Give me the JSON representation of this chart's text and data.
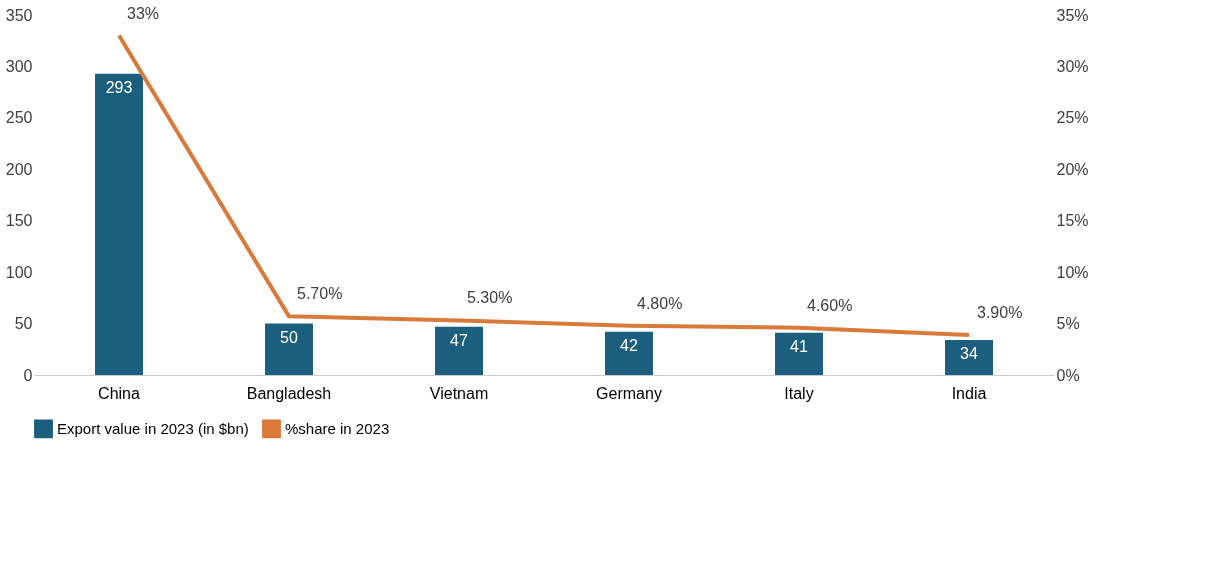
{
  "chart_data": {
    "type": "bar",
    "categories": [
      "China",
      "Bangladesh",
      "Vietnam",
      "Germany",
      "Italy",
      "India"
    ],
    "series": [
      {
        "name": "Export value in 2023 (in $bn)",
        "color": "#1b5e7d",
        "values": [
          293,
          50,
          47,
          42,
          41,
          34
        ]
      },
      {
        "name": "%share in 2023",
        "type": "line",
        "axis": "y2",
        "color": "#d9793a",
        "values": [
          33,
          5.7,
          5.3,
          4.8,
          4.6,
          3.9
        ],
        "value_labels": [
          "33%",
          "5.70%",
          "5.30%",
          "4.80%",
          "4.60%",
          "3.90%"
        ]
      }
    ],
    "ylim": [
      0,
      350
    ],
    "yticks": [
      0,
      50,
      100,
      150,
      200,
      250,
      300,
      350
    ],
    "y2lim": [
      0,
      35
    ],
    "y2ticks": [
      {
        "value": 0,
        "label": "0%"
      },
      {
        "value": 5,
        "label": "5%"
      },
      {
        "value": 10,
        "label": "10%"
      },
      {
        "value": 15,
        "label": "15%"
      },
      {
        "value": 20,
        "label": "20%"
      },
      {
        "value": 25,
        "label": "25%"
      },
      {
        "value": 30,
        "label": "30%"
      },
      {
        "value": 35,
        "label": "35%"
      }
    ],
    "data_labels": true,
    "grid": false,
    "legend": "bottom"
  }
}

Exercise details →
State how many lines in the records above contain the word "name", and give only that number.

Finished exercise →
2